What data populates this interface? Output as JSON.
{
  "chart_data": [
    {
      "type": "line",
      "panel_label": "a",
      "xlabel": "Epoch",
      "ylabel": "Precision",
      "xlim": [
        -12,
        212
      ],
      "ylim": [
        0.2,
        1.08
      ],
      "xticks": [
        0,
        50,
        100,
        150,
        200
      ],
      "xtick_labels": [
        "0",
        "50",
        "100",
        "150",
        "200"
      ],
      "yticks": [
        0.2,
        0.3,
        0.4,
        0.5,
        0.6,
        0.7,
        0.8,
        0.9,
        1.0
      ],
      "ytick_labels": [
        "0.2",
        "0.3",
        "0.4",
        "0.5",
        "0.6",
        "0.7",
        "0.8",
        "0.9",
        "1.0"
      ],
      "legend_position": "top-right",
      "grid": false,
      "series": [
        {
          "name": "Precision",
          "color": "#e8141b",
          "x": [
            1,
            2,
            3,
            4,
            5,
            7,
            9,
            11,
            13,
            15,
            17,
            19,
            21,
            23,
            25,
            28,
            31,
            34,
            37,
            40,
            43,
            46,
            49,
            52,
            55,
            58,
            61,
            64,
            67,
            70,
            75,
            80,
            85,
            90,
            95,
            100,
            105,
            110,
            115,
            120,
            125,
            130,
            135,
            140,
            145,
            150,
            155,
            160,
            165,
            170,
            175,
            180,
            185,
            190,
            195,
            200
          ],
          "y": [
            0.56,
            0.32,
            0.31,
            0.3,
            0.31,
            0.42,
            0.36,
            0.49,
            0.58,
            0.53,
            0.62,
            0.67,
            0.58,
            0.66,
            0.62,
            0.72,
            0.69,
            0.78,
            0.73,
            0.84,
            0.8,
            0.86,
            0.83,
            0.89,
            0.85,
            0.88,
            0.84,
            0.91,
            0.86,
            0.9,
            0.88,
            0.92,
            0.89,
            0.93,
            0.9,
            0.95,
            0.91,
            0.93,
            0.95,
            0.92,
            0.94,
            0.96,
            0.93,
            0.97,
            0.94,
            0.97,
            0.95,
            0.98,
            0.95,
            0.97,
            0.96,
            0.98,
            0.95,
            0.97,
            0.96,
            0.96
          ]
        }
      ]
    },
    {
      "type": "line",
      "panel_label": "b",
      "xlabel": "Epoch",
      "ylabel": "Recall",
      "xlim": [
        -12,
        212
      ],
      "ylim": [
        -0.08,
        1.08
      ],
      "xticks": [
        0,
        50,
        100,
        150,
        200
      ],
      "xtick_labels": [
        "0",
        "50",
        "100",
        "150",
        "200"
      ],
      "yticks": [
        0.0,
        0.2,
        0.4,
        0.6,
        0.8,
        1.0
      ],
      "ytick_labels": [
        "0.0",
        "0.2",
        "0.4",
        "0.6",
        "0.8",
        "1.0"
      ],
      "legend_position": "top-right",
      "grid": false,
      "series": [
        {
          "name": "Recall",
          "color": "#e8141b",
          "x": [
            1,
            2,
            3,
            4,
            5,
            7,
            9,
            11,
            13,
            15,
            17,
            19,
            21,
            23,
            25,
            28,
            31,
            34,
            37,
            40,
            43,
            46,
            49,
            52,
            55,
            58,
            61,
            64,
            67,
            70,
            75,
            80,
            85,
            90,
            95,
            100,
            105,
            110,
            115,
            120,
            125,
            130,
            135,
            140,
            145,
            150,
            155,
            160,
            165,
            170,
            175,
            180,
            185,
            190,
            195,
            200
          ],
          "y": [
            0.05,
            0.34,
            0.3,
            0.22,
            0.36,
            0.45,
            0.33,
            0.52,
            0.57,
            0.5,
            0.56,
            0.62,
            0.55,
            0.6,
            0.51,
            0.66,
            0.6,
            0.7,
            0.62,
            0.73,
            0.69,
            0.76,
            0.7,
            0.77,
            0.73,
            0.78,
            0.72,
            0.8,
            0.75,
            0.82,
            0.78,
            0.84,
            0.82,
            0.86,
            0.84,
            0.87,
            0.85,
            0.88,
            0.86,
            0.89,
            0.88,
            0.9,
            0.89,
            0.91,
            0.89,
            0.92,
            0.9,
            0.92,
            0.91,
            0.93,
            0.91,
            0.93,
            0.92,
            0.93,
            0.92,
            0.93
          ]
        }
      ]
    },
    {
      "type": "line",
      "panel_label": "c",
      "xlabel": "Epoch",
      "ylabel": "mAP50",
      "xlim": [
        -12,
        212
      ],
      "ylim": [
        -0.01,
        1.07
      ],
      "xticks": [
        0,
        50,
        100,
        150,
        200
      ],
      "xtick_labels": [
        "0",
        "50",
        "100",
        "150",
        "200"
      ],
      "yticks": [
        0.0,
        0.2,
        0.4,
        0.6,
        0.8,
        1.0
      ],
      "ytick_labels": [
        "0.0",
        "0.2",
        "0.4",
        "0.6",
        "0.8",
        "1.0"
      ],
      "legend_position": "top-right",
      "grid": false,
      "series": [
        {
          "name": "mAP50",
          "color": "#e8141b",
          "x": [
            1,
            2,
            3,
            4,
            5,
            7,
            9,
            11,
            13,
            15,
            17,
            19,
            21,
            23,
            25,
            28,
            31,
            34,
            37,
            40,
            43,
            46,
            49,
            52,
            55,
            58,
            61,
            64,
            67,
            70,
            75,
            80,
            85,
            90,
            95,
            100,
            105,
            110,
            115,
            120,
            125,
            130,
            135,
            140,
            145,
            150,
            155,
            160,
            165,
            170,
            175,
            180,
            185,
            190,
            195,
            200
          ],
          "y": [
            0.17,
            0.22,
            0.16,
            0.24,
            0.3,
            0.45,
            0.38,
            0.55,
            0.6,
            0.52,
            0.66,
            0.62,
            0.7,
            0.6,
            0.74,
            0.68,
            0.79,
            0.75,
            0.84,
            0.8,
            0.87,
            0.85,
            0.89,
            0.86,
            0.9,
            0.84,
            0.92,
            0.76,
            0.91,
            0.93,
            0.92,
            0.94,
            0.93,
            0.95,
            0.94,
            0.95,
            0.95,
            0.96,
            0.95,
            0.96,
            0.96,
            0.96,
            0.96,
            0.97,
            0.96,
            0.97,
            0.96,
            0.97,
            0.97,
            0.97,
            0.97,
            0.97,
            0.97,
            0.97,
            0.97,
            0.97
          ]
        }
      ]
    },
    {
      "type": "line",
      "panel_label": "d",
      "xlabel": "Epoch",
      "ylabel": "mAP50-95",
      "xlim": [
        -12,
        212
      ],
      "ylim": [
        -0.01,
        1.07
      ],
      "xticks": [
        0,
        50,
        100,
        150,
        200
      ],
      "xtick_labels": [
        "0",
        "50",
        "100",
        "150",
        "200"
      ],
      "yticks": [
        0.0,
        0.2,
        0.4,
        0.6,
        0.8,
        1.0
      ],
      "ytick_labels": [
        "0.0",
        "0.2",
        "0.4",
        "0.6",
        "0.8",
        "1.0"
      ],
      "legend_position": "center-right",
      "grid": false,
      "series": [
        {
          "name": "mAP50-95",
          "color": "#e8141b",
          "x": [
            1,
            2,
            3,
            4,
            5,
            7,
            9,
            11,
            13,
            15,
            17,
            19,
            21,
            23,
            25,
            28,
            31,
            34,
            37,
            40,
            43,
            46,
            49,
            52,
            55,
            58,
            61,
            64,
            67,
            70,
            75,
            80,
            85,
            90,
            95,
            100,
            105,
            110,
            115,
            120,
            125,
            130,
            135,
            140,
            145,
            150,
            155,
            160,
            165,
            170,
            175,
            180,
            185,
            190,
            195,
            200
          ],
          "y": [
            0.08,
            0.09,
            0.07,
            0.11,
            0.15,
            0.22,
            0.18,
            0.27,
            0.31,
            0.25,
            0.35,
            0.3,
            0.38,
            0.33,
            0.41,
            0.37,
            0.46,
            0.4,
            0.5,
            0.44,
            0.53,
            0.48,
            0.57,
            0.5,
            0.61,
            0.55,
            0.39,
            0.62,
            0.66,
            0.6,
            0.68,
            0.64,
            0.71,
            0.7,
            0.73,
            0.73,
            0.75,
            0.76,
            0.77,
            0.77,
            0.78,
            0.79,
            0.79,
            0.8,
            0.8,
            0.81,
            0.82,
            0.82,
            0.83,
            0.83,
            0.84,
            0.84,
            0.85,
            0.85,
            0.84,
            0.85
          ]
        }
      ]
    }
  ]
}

• [Requirement] Track down the lines that include the word "name" and copy them.

• [Result of the task]
          "name": "Precision",
          "name": "Recall",
          "name": "mAP50",
          "name": "mAP50-95",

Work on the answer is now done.